→ **Task objective**
Reading down the listing below, count the lines where the word "JSON" shows up, then give only that count.

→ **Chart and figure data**
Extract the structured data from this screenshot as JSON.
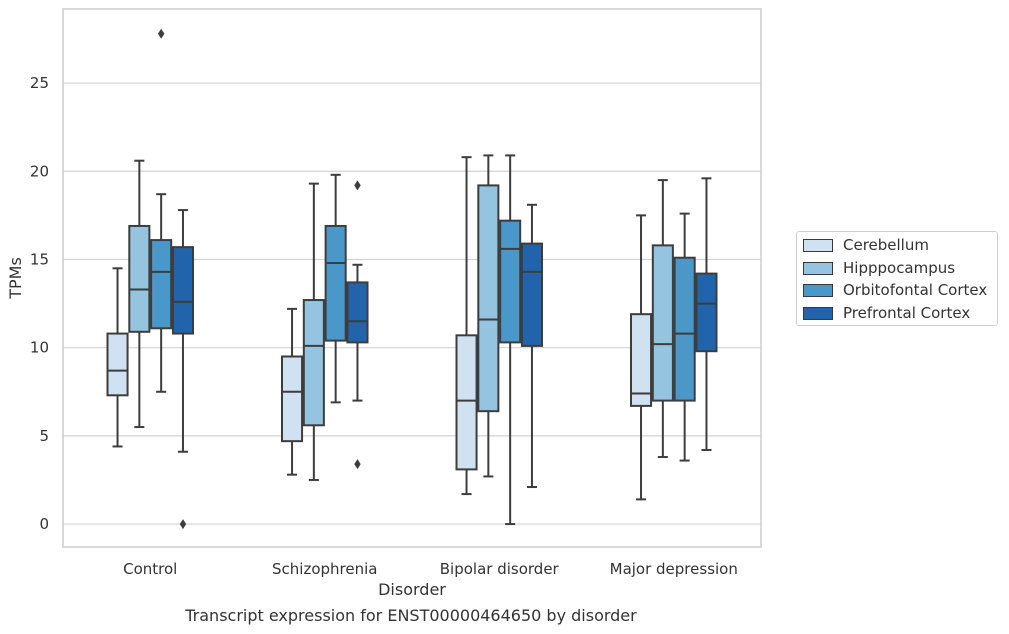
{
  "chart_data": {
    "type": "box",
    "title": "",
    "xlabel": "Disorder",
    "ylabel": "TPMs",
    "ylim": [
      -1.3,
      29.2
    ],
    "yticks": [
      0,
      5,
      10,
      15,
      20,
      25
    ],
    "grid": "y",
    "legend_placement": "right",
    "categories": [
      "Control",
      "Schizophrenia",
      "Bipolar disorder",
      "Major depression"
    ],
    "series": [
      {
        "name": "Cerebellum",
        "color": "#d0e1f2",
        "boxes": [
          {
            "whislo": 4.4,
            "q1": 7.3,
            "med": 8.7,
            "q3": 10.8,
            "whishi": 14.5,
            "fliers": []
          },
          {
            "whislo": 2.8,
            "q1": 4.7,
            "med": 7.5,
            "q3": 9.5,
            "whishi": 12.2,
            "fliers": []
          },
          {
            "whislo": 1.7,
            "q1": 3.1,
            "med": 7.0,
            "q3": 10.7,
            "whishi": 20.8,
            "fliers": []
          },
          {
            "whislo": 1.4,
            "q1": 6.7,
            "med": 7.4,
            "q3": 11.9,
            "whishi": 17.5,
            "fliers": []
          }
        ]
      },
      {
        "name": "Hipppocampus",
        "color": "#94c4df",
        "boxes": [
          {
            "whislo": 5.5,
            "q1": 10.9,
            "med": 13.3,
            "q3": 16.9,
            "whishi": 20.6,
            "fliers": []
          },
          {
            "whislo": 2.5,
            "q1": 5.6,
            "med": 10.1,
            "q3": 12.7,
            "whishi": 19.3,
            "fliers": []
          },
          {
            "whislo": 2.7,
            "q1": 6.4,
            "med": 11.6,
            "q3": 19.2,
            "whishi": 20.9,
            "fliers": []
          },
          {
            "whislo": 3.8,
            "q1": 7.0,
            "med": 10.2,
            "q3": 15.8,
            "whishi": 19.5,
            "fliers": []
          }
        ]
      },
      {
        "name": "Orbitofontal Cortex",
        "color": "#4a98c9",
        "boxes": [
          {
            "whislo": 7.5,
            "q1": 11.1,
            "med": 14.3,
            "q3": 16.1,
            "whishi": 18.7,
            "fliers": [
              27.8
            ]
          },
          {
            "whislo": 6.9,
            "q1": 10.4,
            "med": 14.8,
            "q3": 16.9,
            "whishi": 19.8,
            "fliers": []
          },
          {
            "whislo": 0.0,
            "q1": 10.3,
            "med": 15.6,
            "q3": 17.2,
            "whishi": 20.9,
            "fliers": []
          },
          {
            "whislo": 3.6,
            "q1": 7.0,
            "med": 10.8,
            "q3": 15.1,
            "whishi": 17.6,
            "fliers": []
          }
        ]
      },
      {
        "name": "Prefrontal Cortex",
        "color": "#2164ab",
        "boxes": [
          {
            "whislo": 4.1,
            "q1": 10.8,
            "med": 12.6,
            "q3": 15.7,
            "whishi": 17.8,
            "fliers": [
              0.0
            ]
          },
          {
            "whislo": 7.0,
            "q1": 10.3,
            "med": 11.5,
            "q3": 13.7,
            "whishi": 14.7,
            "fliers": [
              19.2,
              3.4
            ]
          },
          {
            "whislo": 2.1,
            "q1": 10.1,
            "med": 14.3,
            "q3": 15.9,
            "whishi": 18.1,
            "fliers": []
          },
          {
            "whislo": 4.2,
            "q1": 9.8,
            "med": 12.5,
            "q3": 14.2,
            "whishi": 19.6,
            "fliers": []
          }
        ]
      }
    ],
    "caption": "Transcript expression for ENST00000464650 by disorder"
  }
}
--
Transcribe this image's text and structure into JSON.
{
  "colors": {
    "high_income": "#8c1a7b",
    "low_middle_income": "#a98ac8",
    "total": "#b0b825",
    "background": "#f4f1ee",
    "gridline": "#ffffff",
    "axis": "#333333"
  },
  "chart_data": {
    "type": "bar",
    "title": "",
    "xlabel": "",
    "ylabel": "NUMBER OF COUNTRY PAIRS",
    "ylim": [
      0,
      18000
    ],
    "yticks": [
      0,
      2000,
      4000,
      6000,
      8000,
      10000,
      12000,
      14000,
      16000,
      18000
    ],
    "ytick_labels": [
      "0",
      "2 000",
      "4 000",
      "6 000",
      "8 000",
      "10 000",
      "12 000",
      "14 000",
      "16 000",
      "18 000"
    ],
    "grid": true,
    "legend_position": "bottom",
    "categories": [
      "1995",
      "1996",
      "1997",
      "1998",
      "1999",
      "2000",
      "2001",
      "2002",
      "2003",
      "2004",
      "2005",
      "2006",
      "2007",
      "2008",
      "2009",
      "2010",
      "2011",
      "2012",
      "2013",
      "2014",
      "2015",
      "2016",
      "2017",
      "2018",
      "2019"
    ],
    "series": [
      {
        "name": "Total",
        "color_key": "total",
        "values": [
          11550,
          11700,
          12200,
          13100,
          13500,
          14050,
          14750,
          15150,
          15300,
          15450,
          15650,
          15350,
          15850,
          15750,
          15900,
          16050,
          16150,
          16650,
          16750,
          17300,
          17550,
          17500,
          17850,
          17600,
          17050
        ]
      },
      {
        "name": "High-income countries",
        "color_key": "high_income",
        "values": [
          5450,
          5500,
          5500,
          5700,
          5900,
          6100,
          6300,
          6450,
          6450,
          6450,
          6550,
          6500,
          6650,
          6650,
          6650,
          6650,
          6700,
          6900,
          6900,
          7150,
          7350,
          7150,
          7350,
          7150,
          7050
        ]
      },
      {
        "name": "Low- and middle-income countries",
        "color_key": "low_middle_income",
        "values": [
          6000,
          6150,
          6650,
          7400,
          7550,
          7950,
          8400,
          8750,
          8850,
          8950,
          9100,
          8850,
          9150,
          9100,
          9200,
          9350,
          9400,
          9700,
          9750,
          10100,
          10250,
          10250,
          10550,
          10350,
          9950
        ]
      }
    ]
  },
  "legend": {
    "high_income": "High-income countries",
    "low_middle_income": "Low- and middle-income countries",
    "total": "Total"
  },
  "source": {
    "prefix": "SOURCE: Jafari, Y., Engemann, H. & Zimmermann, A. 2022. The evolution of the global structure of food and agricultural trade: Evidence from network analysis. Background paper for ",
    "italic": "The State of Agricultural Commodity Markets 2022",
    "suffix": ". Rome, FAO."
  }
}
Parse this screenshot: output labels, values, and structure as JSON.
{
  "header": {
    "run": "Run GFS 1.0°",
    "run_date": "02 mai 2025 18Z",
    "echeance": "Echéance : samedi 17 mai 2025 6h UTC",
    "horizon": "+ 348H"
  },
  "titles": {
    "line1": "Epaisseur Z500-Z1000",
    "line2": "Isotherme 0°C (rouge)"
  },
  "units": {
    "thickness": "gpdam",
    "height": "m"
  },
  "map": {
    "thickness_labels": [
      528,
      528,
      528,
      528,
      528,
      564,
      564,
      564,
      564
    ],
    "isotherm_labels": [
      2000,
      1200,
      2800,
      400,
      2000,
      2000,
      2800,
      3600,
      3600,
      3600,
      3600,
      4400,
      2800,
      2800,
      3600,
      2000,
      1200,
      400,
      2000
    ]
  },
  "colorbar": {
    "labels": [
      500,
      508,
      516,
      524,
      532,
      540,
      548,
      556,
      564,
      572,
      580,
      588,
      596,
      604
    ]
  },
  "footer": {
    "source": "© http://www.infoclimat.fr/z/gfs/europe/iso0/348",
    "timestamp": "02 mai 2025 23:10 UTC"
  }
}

→ **Solution to this task**
3